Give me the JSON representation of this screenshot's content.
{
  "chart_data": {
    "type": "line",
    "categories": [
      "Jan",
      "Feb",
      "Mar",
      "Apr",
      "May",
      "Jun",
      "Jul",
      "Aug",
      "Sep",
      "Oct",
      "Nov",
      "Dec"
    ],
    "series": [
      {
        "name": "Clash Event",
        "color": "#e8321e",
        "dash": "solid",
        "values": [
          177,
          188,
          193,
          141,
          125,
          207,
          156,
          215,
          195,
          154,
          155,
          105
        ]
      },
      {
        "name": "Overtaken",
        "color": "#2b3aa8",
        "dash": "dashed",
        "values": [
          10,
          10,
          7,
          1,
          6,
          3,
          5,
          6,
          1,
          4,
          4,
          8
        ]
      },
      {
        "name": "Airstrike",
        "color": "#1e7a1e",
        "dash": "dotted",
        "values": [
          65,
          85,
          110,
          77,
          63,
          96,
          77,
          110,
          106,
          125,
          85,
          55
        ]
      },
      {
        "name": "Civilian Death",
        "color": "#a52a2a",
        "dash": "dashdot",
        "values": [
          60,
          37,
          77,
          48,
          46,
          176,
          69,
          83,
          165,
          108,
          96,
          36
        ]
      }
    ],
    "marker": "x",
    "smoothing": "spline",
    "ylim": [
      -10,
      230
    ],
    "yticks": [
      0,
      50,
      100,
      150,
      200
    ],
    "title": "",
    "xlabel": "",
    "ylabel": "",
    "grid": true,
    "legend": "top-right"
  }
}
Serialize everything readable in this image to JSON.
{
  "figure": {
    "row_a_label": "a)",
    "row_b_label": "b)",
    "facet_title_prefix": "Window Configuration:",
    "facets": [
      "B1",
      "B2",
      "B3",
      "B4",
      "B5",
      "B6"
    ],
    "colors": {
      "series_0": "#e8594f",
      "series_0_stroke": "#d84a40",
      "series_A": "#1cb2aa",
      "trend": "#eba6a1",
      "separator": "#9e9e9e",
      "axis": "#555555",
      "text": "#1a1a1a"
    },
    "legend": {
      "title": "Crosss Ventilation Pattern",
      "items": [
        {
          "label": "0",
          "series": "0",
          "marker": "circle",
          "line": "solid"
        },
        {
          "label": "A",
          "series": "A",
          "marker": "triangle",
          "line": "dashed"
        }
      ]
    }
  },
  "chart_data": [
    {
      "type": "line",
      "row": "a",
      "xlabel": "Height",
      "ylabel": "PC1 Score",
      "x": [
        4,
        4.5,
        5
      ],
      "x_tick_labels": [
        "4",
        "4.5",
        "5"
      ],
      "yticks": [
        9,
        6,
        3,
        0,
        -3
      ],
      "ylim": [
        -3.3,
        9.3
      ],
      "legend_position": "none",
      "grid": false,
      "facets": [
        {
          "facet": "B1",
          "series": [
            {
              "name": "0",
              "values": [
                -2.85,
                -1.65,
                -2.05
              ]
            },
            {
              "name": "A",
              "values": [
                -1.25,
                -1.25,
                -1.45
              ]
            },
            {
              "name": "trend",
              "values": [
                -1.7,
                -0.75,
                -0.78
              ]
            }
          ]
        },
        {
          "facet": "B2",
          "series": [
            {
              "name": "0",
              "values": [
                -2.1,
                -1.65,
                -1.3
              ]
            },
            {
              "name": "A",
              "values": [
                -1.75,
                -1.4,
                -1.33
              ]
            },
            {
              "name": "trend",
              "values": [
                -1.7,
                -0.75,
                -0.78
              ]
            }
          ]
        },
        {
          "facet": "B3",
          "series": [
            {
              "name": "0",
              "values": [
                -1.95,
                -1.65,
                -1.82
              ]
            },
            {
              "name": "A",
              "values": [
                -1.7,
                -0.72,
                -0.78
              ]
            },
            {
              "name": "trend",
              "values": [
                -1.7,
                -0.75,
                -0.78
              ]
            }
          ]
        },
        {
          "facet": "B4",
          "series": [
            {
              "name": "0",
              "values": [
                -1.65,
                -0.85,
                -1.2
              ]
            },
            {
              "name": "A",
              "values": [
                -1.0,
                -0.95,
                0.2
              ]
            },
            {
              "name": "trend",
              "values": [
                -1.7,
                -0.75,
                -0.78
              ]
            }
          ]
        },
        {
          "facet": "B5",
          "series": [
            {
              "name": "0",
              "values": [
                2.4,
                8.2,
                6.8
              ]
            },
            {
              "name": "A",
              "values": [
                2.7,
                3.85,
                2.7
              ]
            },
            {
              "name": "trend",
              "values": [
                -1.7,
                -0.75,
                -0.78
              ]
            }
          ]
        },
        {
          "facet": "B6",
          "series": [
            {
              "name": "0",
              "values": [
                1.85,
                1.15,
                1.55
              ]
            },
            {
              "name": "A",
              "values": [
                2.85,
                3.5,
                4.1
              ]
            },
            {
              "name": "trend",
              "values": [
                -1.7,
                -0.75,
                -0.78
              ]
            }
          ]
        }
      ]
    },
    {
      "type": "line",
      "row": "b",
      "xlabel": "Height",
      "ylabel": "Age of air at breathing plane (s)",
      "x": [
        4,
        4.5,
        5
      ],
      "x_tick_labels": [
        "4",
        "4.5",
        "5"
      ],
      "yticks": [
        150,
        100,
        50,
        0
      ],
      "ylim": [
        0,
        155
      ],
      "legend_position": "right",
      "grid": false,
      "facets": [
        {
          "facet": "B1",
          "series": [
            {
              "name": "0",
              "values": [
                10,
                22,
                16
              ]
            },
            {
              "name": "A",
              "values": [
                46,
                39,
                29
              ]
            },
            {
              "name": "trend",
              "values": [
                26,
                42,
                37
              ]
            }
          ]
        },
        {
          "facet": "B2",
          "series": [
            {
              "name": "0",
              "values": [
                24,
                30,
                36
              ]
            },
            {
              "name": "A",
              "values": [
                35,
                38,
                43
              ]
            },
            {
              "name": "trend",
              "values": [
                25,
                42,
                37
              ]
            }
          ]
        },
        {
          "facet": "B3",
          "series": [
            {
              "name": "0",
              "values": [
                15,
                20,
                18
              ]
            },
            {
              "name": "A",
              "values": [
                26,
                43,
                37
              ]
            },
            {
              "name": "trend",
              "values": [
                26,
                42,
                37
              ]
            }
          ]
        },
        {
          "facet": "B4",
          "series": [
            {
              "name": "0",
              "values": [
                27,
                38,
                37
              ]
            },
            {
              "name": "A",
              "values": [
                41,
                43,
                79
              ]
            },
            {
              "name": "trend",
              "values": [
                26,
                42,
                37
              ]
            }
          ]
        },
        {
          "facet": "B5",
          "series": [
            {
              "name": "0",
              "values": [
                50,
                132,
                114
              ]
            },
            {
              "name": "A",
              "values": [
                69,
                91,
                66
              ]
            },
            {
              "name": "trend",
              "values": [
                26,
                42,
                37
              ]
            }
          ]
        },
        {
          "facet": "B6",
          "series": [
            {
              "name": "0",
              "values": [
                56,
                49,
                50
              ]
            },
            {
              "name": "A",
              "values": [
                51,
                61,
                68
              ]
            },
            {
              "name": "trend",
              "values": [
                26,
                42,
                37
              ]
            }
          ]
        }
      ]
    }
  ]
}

========

**Exercise details**
Quote each line above in full, word for word.

**Exercise answer**
Give me the JSON representation of this screenshot's content.
{
  "chart_data": {
    "type": "line",
    "categories": [
      "Jan",
      "Feb",
      "Mar",
      "Apr",
      "May",
      "Jun",
      "Jul",
      "Aug",
      "Sep",
      "Oct",
      "Nov",
      "Dec"
    ],
    "series": [
      {
        "name": "Clash Event",
        "color": "#e8321e",
        "dash": "solid",
        "values": [
          177,
          188,
          193,
          141,
          125,
          207,
          156,
          215,
          195,
          154,
          155,
          105
        ]
      },
      {
        "name": "Overtaken",
        "color": "#2b3aa8",
        "dash": "dashed",
        "values": [
          10,
          10,
          7,
          1,
          6,
          3,
          5,
          6,
          1,
          4,
          4,
          8
        ]
      },
      {
        "name": "Airstrike",
        "color": "#1e7a1e",
        "dash": "dotted",
        "values": [
          65,
          85,
          110,
          77,
          63,
          96,
          77,
          110,
          106,
          125,
          85,
          55
        ]
      },
      {
        "name": "Civilian Death",
        "color": "#a52a2a",
        "dash": "dashdot",
        "values": [
          60,
          37,
          77,
          48,
          46,
          176,
          69,
          83,
          165,
          108,
          96,
          36
        ]
      }
    ],
    "marker": "x",
    "smoothing": "spline",
    "ylim": [
      -10,
      230
    ],
    "yticks": [
      0,
      50,
      100,
      150,
      200
    ],
    "title": "",
    "xlabel": "",
    "ylabel": "",
    "grid": true,
    "legend": "top-right"
  }
}
Serialize everything readable in this image to JSON.
{
  "figure": {
    "row_a_label": "a)",
    "row_b_label": "b)",
    "facet_title_prefix": "Window Configuration:",
    "facets": [
      "B1",
      "B2",
      "B3",
      "B4",
      "B5",
      "B6"
    ],
    "colors": {
      "series_0": "#e8594f",
      "series_0_stroke": "#d84a40",
      "series_A": "#1cb2aa",
      "trend": "#eba6a1",
      "separator": "#9e9e9e",
      "axis": "#555555",
      "text": "#1a1a1a"
    },
    "legend": {
      "title": "Crosss Ventilation Pattern",
      "items": [
        {
          "label": "0",
          "series": "0",
          "marker": "circle",
          "line": "solid"
        },
        {
          "label": "A",
          "series": "A",
          "marker": "triangle",
          "line": "dashed"
        }
      ]
    }
  },
  "chart_data": [
    {
      "type": "line",
      "row": "a",
      "xlabel": "Height",
      "ylabel": "PC1 Score",
      "x": [
        4,
        4.5,
        5
      ],
      "x_tick_labels": [
        "4",
        "4.5",
        "5"
      ],
      "yticks": [
        9,
        6,
        3,
        0,
        -3
      ],
      "ylim": [
        -3.3,
        9.3
      ],
      "legend_position": "none",
      "grid": false,
      "facets": [
        {
          "facet": "B1",
          "series": [
            {
              "name": "0",
              "values": [
                -2.85,
                -1.65,
                -2.05
              ]
            },
            {
              "name": "A",
              "values": [
                -1.25,
                -1.25,
                -1.45
              ]
            },
            {
              "name": "trend",
              "values": [
                -1.7,
                -0.75,
                -0.78
              ]
            }
          ]
        },
        {
          "facet": "B2",
          "series": [
            {
              "name": "0",
              "values": [
                -2.1,
                -1.65,
                -1.3
              ]
            },
            {
              "name": "A",
              "values": [
                -1.75,
                -1.4,
                -1.33
              ]
            },
            {
              "name": "trend",
              "values": [
                -1.7,
                -0.75,
                -0.78
              ]
            }
          ]
        },
        {
          "facet": "B3",
          "series": [
            {
              "name": "0",
              "values": [
                -1.95,
                -1.65,
                -1.82
              ]
            },
            {
              "name": "A",
              "values": [
                -1.7,
                -0.72,
                -0.78
              ]
            },
            {
              "name": "trend",
              "values": [
                -1.7,
                -0.75,
                -0.78
              ]
            }
          ]
        },
        {
          "facet": "B4",
          "series": [
            {
              "name": "0",
              "values": [
                -1.65,
                -0.85,
                -1.2
              ]
            },
            {
              "name": "A",
              "values": [
                -1.0,
                -0.95,
                0.2
              ]
            },
            {
              "name": "trend",
              "values": [
                -1.7,
                -0.75,
                -0.78
              ]
            }
          ]
        },
        {
          "facet": "B5",
          "series": [
            {
              "name": "0",
              "values": [
                2.4,
                8.2,
                6.8
              ]
            },
            {
              "name": "A",
              "values": [
                2.7,
                3.85,
                2.7
              ]
            },
            {
              "name": "trend",
              "values": [
                -1.7,
                -0.75,
                -0.78
              ]
            }
          ]
        },
        {
          "facet": "B6",
          "series": [
            {
              "name": "0",
              "values": [
                1.85,
                1.15,
                1.55
              ]
            },
            {
              "name": "A",
              "values": [
                2.85,
                3.5,
                4.1
              ]
            },
            {
              "name": "trend",
              "values": [
                -1.7,
                -0.75,
                -0.78
              ]
            }
          ]
        }
      ]
    },
    {
      "type": "line",
      "row": "b",
      "xlabel": "Height",
      "ylabel": "Age of air at breathing plane (s)",
      "x": [
        4,
        4.5,
        5
      ],
      "x_tick_labels": [
        "4",
        "4.5",
        "5"
      ],
      "yticks": [
        150,
        100,
        50,
        0
      ],
      "ylim": [
        0,
        155
      ],
      "legend_position": "right",
      "grid": false,
      "facets": [
        {
          "facet": "B1",
          "series": [
            {
              "name": "0",
              "values": [
                10,
                22,
                16
              ]
            },
            {
              "name": "A",
              "values": [
                46,
                39,
                29
              ]
            },
            {
              "name": "trend",
              "values": [
                26,
                42,
                37
              ]
            }
          ]
        },
        {
          "facet": "B2",
          "series": [
            {
              "name": "0",
              "values": [
                24,
                30,
                36
              ]
            },
            {
              "name": "A",
              "values": [
                35,
                38,
                43
              ]
            },
            {
              "name": "trend",
              "values": [
                25,
                42,
                37
              ]
            }
          ]
        },
        {
          "facet": "B3",
          "series": [
            {
              "name": "0",
              "values": [
                15,
                20,
                18
              ]
            },
            {
              "name": "A",
              "values": [
                26,
                43,
                37
              ]
            },
            {
              "name": "trend",
              "values": [
                26,
                42,
                37
              ]
            }
          ]
        },
        {
          "facet": "B4",
          "series": [
            {
              "name": "0",
              "values": [
                27,
                38,
                37
              ]
            },
            {
              "name": "A",
              "values": [
                41,
                43,
                79
              ]
            },
            {
              "name": "trend",
              "values": [
                26,
                42,
                37
              ]
            }
          ]
        },
        {
          "facet": "B5",
          "series": [
            {
              "name": "0",
              "values": [
                50,
                132,
                114
              ]
            },
            {
              "name": "A",
              "values": [
                69,
                91,
                66
              ]
            },
            {
              "name": "trend",
              "values": [
                26,
                42,
                37
              ]
            }
          ]
        },
        {
          "facet": "B6",
          "series": [
            {
              "name": "0",
              "values": [
                56,
                49,
                50
              ]
            },
            {
              "name": "A",
              "values": [
                51,
                61,
                68
              ]
            },
            {
              "name": "trend",
              "values": [
                26,
                42,
                37
              ]
            }
          ]
        }
      ]
    }
  ]
}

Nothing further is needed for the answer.